- **GIVEN TASK**
Pick out every line of the entries below where "JSON" occurs, and copy those lines.

(A run of records)
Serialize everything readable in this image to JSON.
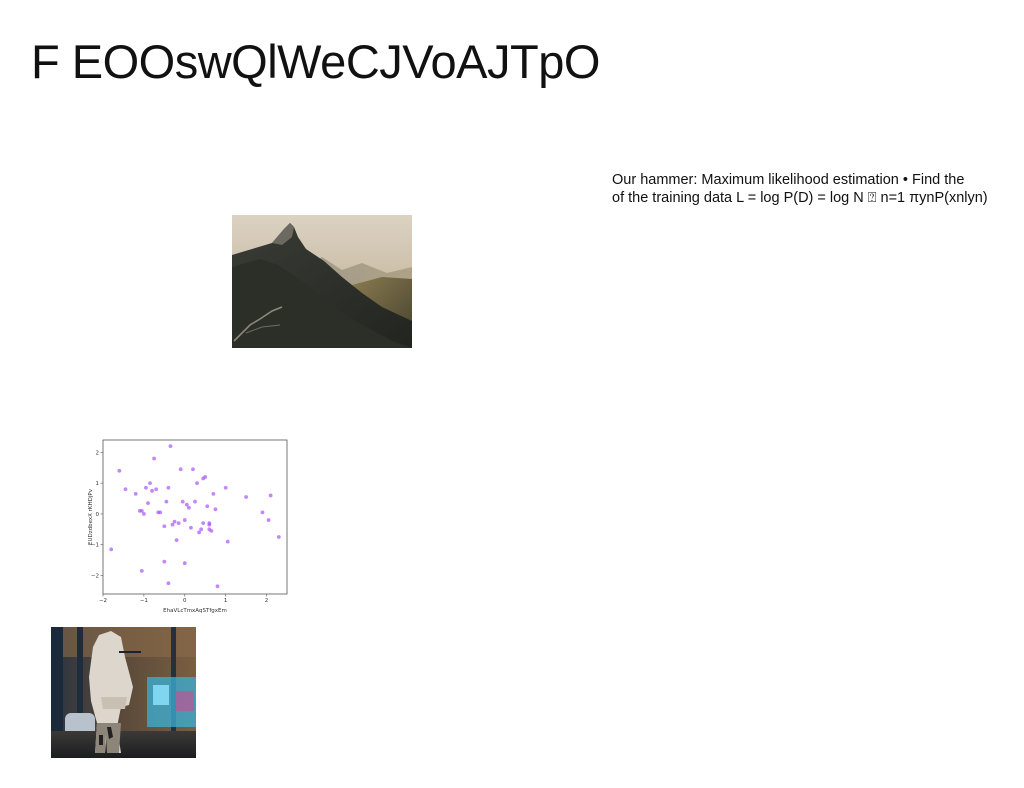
{
  "slide": {
    "title": "F EOOswQlWeCJVoAJTpO",
    "body_lines": [
      "Our hammer: Maximum likelihood estimation • Find the",
      "of the training data L = log P(D) = log N ⍰ n=1 πynP(xnlyn)"
    ]
  },
  "images": {
    "mountain": "mountain-photo",
    "street": "street-photo"
  },
  "chart_data": {
    "type": "scatter",
    "title": "",
    "xlabel": "EhaVLcTmxAqSTfgxEm",
    "ylabel": "EUDzdbexX rKHDjPv",
    "xlim": [
      -2,
      2.5
    ],
    "ylim": [
      -2.6,
      2.4
    ],
    "xticks": [
      "-2",
      "-1",
      "0",
      "1",
      "2"
    ],
    "yticks": [
      "-2",
      "-1",
      "0",
      "1",
      "2"
    ],
    "color": "#a855f7",
    "grid": false,
    "x": [
      -1.8,
      -1.6,
      -1.45,
      -1.2,
      -1.1,
      -1.05,
      -1.0,
      -0.95,
      -0.9,
      -0.85,
      -0.8,
      -0.75,
      -0.7,
      -0.65,
      -0.6,
      -0.5,
      -0.45,
      -0.4,
      -0.35,
      -0.3,
      -0.25,
      -0.2,
      -0.15,
      -0.1,
      -0.05,
      0.0,
      0.05,
      0.1,
      0.15,
      0.2,
      0.25,
      0.3,
      0.35,
      0.4,
      0.45,
      0.5,
      0.55,
      0.6,
      0.65,
      0.7,
      0.75,
      0.8,
      1.0,
      1.05,
      1.5,
      1.9,
      2.05,
      2.1,
      2.3,
      -1.05,
      -0.5,
      0.0,
      0.45,
      0.6,
      -0.4,
      0.6
    ],
    "y": [
      -1.15,
      1.4,
      0.8,
      0.65,
      0.1,
      -1.85,
      0.0,
      0.85,
      0.35,
      1.0,
      0.75,
      1.8,
      0.8,
      0.05,
      0.05,
      -0.4,
      0.4,
      0.85,
      2.2,
      -0.35,
      -0.25,
      -0.85,
      -0.3,
      1.45,
      0.4,
      -1.6,
      0.3,
      0.2,
      -0.45,
      1.45,
      0.4,
      1.0,
      -0.6,
      -0.5,
      -0.3,
      1.2,
      0.25,
      -0.3,
      -0.55,
      0.65,
      0.15,
      -2.35,
      0.85,
      -0.9,
      0.55,
      0.05,
      -0.2,
      0.6,
      -0.75,
      0.1,
      -1.55,
      -0.2,
      1.15,
      -0.35,
      -2.25,
      -0.5
    ]
  }
}
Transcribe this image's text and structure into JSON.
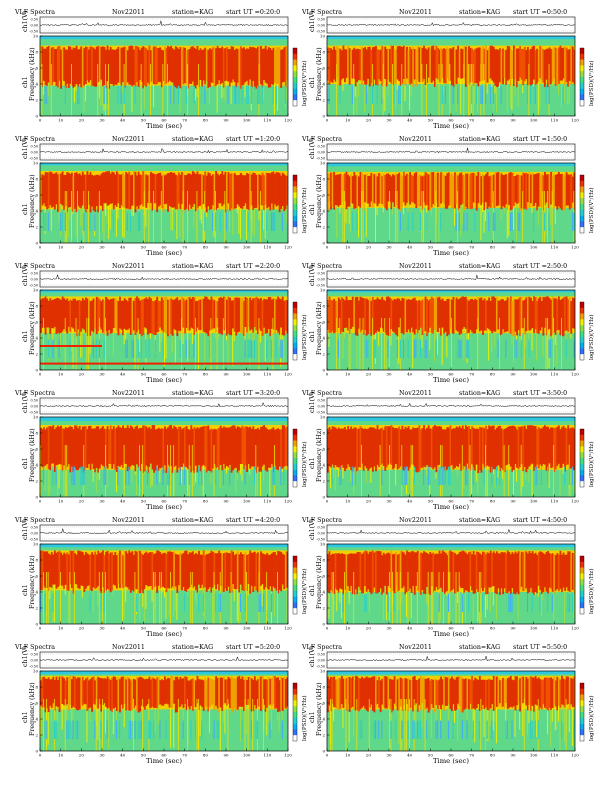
{
  "colors": {
    "colorbar": [
      "#ffffff",
      "#3070ff",
      "#00b0f0",
      "#20d0d0",
      "#40e080",
      "#90e040",
      "#f0f000",
      "#f0a000",
      "#f03000",
      "#c00000"
    ],
    "background": "#5fd88a"
  },
  "chart_data": [
    {
      "type": "heatmap",
      "panel": "0:20",
      "title": "VLF Spectra",
      "date": "Nov22011",
      "station": "station=KAG",
      "start": "start  UT =0:20:0",
      "xlabel": "Time (sec)",
      "ylabel": "Frequency (kHz)",
      "chlabel": "ch1",
      "toplabel": "ch1(V)",
      "cblabel": "log(PSD)(V²/Hz)",
      "xlim": [
        0,
        120
      ],
      "ylim": [
        0,
        10
      ],
      "xticks": [
        "0",
        "10",
        "20",
        "30",
        "40",
        "50",
        "60",
        "70",
        "80",
        "90",
        "100",
        "110",
        "120"
      ],
      "yticks": [
        "0",
        "2",
        "4",
        "6",
        "8",
        "10"
      ],
      "vticks": [
        "0.50",
        "0.00",
        "-0.50"
      ],
      "red_band": [
        4.6,
        8.2
      ],
      "cutoff": 9.6,
      "activity": 0.85,
      "seed": 11
    },
    {
      "type": "heatmap",
      "panel": "0:50",
      "title": "VLF Spectra",
      "date": "Nov22011",
      "station": "station=KAG",
      "start": "start  UT =0:50:0",
      "xlabel": "Time (sec)",
      "ylabel": "Frequency (kHz)",
      "chlabel": "ch1",
      "toplabel": "ch1(V)",
      "cblabel": "log(PSD)(V²/Hz)",
      "xlim": [
        0,
        120
      ],
      "ylim": [
        0,
        10
      ],
      "xticks": [
        "0",
        "10",
        "20",
        "30",
        "40",
        "50",
        "60",
        "70",
        "80",
        "90",
        "100",
        "110",
        "120"
      ],
      "yticks": [
        "0",
        "2",
        "4",
        "6",
        "8",
        "10"
      ],
      "vticks": [
        "0.50",
        "0.00",
        "-0.50"
      ],
      "red_band": [
        4.8,
        8.2
      ],
      "cutoff": 9.6,
      "activity": 0.8,
      "seed": 23
    },
    {
      "type": "heatmap",
      "panel": "1:20",
      "title": "VLF Spectra",
      "date": "Nov22011",
      "station": "station=KAG",
      "start": "start  UT =1:20:0",
      "xlabel": "Time (sec)",
      "ylabel": "Frequency (kHz)",
      "chlabel": "ch1",
      "toplabel": "ch1(V)",
      "cblabel": "log(PSD)(V²/Hz)",
      "xlim": [
        0,
        120
      ],
      "ylim": [
        0,
        10
      ],
      "xticks": [
        "0",
        "10",
        "20",
        "30",
        "40",
        "50",
        "60",
        "70",
        "80",
        "90",
        "100",
        "110",
        "120"
      ],
      "yticks": [
        "0",
        "2",
        "4",
        "6",
        "8",
        "10"
      ],
      "vticks": [
        "0.50",
        "0.00",
        "-0.50"
      ],
      "red_band": [
        5.0,
        8.4
      ],
      "cutoff": 9.7,
      "activity": 0.9,
      "seed": 37
    },
    {
      "type": "heatmap",
      "panel": "1:50",
      "title": "VLF Spectra",
      "date": "Nov22011",
      "station": "station=KAG",
      "start": "start  UT =1:50:0",
      "xlabel": "Time (sec)",
      "ylabel": "Frequency (kHz)",
      "chlabel": "ch1",
      "toplabel": "ch1(V)",
      "cblabel": "log(PSD)(V²/Hz)",
      "xlim": [
        0,
        120
      ],
      "ylim": [
        0,
        10
      ],
      "xticks": [
        "0",
        "10",
        "20",
        "30",
        "40",
        "50",
        "60",
        "70",
        "80",
        "90",
        "100",
        "110",
        "120"
      ],
      "yticks": [
        "0",
        "2",
        "4",
        "6",
        "8",
        "10"
      ],
      "vticks": [
        "0.50",
        "0.00",
        "-0.50"
      ],
      "red_band": [
        5.2,
        8.3
      ],
      "cutoff": 9.6,
      "activity": 0.8,
      "seed": 41
    },
    {
      "type": "heatmap",
      "panel": "2:20",
      "title": "VLF Spectra",
      "date": "Nov22011",
      "station": "station=KAG",
      "start": "start  UT =2:20:0",
      "xlabel": "Time (sec)",
      "ylabel": "Frequency (kHz)",
      "chlabel": "ch1",
      "toplabel": "ch1(V)",
      "cblabel": "log(PSD)(V²/Hz)",
      "xlim": [
        0,
        120
      ],
      "ylim": [
        0,
        10
      ],
      "xticks": [
        "0",
        "10",
        "20",
        "30",
        "40",
        "50",
        "60",
        "70",
        "80",
        "90",
        "100",
        "110",
        "120"
      ],
      "yticks": [
        "0",
        "2",
        "4",
        "6",
        "8",
        "10"
      ],
      "vticks": [
        "0.50",
        "0.00",
        "-0.50"
      ],
      "red_band": [
        5.4,
        8.6
      ],
      "cutoff": 9.7,
      "activity": 0.9,
      "seed": 53,
      "lines": [
        {
          "f": 3.0,
          "x0": 0,
          "x1": 30
        },
        {
          "f": 0.8,
          "x0": 0,
          "x1": 120
        }
      ]
    },
    {
      "type": "heatmap",
      "panel": "2:50",
      "title": "VLF Spectra",
      "date": "Nov22011",
      "station": "station=KAG",
      "start": "start  UT =2:50:0",
      "xlabel": "Time (sec)",
      "ylabel": "Frequency (kHz)",
      "chlabel": "ch1",
      "toplabel": "ch1(V)",
      "cblabel": "log(PSD)(V²/Hz)",
      "xlim": [
        0,
        120
      ],
      "ylim": [
        0,
        10
      ],
      "xticks": [
        "0",
        "10",
        "20",
        "30",
        "40",
        "50",
        "60",
        "70",
        "80",
        "90",
        "100",
        "110",
        "120"
      ],
      "yticks": [
        "0",
        "2",
        "4",
        "6",
        "8",
        "10"
      ],
      "vticks": [
        "0.50",
        "0.00",
        "-0.50"
      ],
      "red_band": [
        5.4,
        8.6
      ],
      "cutoff": 9.7,
      "activity": 0.85,
      "seed": 67
    },
    {
      "type": "heatmap",
      "panel": "3:20",
      "title": "VLF Spectra",
      "date": "Nov22011",
      "station": "station=KAG",
      "start": "start  UT =3:20:0",
      "xlabel": "Time (sec)",
      "ylabel": "Frequency (kHz)",
      "chlabel": "ch1",
      "toplabel": "ch1(V)",
      "cblabel": "log(PSD)(V²/Hz)",
      "xlim": [
        0,
        120
      ],
      "ylim": [
        0,
        10
      ],
      "xticks": [
        "0",
        "10",
        "20",
        "30",
        "40",
        "50",
        "60",
        "70",
        "80",
        "90",
        "100",
        "110",
        "120"
      ],
      "yticks": [
        "0",
        "2",
        "4",
        "6",
        "8",
        "10"
      ],
      "vticks": [
        "0.50",
        "0.00",
        "-0.50"
      ],
      "red_band": [
        4.2,
        8.4
      ],
      "cutoff": 9.5,
      "activity": 1.0,
      "seed": 71
    },
    {
      "type": "heatmap",
      "panel": "3:50",
      "title": "VLF Spectra",
      "date": "Nov22011",
      "station": "station=KAG",
      "start": "start  UT =3:50:0",
      "xlabel": "Time (sec)",
      "ylabel": "Frequency (kHz)",
      "chlabel": "ch1",
      "toplabel": "ch1(V)",
      "cblabel": "log(PSD)(V²/Hz)",
      "xlim": [
        0,
        120
      ],
      "ylim": [
        0,
        10
      ],
      "xticks": [
        "0",
        "10",
        "20",
        "30",
        "40",
        "50",
        "60",
        "70",
        "80",
        "90",
        "100",
        "110",
        "120"
      ],
      "yticks": [
        "0",
        "2",
        "4",
        "6",
        "8",
        "10"
      ],
      "vticks": [
        "0.50",
        "0.00",
        "-0.50"
      ],
      "red_band": [
        4.2,
        8.4
      ],
      "cutoff": 9.5,
      "activity": 1.0,
      "seed": 83
    },
    {
      "type": "heatmap",
      "panel": "4:20",
      "title": "VLF Spectra",
      "date": "Nov22011",
      "station": "station=KAG",
      "start": "start  UT =4:20:0",
      "xlabel": "Time (sec)",
      "ylabel": "Frequency (kHz)",
      "chlabel": "ch1",
      "toplabel": "ch1(V)",
      "cblabel": "log(PSD)(V²/Hz)",
      "xlim": [
        0,
        120
      ],
      "ylim": [
        0,
        10
      ],
      "xticks": [
        "0",
        "10",
        "20",
        "30",
        "40",
        "50",
        "60",
        "70",
        "80",
        "90",
        "100",
        "110",
        "120"
      ],
      "yticks": [
        "0",
        "2",
        "4",
        "6",
        "8",
        "10"
      ],
      "vticks": [
        "0.50",
        "0.00",
        "-0.50"
      ],
      "red_band": [
        5.0,
        8.6
      ],
      "cutoff": 9.6,
      "activity": 0.95,
      "seed": 97
    },
    {
      "type": "heatmap",
      "panel": "4:50",
      "title": "VLF Spectra",
      "date": "Nov22011",
      "station": "station=KAG",
      "start": "start  UT =4:50:0",
      "xlabel": "Time (sec)",
      "ylabel": "Frequency (kHz)",
      "chlabel": "ch1",
      "toplabel": "ch1(V)",
      "cblabel": "log(PSD)(V²/Hz)",
      "xlim": [
        0,
        120
      ],
      "ylim": [
        0,
        10
      ],
      "xticks": [
        "0",
        "10",
        "20",
        "30",
        "40",
        "50",
        "60",
        "70",
        "80",
        "90",
        "100",
        "110",
        "120"
      ],
      "yticks": [
        "0",
        "2",
        "4",
        "6",
        "8",
        "10"
      ],
      "vticks": [
        "0.50",
        "0.00",
        "-0.50"
      ],
      "red_band": [
        4.8,
        8.6
      ],
      "cutoff": 9.6,
      "activity": 0.95,
      "seed": 101
    },
    {
      "type": "heatmap",
      "panel": "5:20",
      "title": "VLF Spectra",
      "date": "Nov22011",
      "station": "station=KAG",
      "start": "start  UT =5:20:0",
      "xlabel": "Time (sec)",
      "ylabel": "Frequency (kHz)",
      "chlabel": "ch1",
      "toplabel": "ch1(V)",
      "cblabel": "log(PSD)(V²/Hz)",
      "xlim": [
        0,
        120
      ],
      "ylim": [
        0,
        10
      ],
      "xticks": [
        "0",
        "10",
        "20",
        "30",
        "40",
        "50",
        "60",
        "70",
        "80",
        "90",
        "100",
        "110",
        "120"
      ],
      "yticks": [
        "0",
        "2",
        "4",
        "6",
        "8",
        "10"
      ],
      "vticks": [
        "0.50",
        "0.00",
        "-0.50"
      ],
      "red_band": [
        6.0,
        8.8
      ],
      "cutoff": 9.6,
      "activity": 0.8,
      "seed": 113
    },
    {
      "type": "heatmap",
      "panel": "5:50",
      "title": "VLF Spectra",
      "date": "Nov22011",
      "station": "station=KAG",
      "start": "start  UT =5:50:0",
      "xlabel": "Time (sec)",
      "ylabel": "Frequency (kHz)",
      "chlabel": "ch1",
      "toplabel": "ch1(V)",
      "cblabel": "log(PSD)(V²/Hz)",
      "xlim": [
        0,
        120
      ],
      "ylim": [
        0,
        10
      ],
      "xticks": [
        "0",
        "10",
        "20",
        "30",
        "40",
        "50",
        "60",
        "70",
        "80",
        "90",
        "100",
        "110",
        "120"
      ],
      "yticks": [
        "0",
        "2",
        "4",
        "6",
        "8",
        "10"
      ],
      "vticks": [
        "0.50",
        "0.00",
        "-0.50"
      ],
      "red_band": [
        6.0,
        8.8
      ],
      "cutoff": 9.6,
      "activity": 0.8,
      "seed": 127
    }
  ]
}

- **TASK ANSWER**
Serialize everything readable in this image to JSON.
Transcribe this image's text and structure into JSON.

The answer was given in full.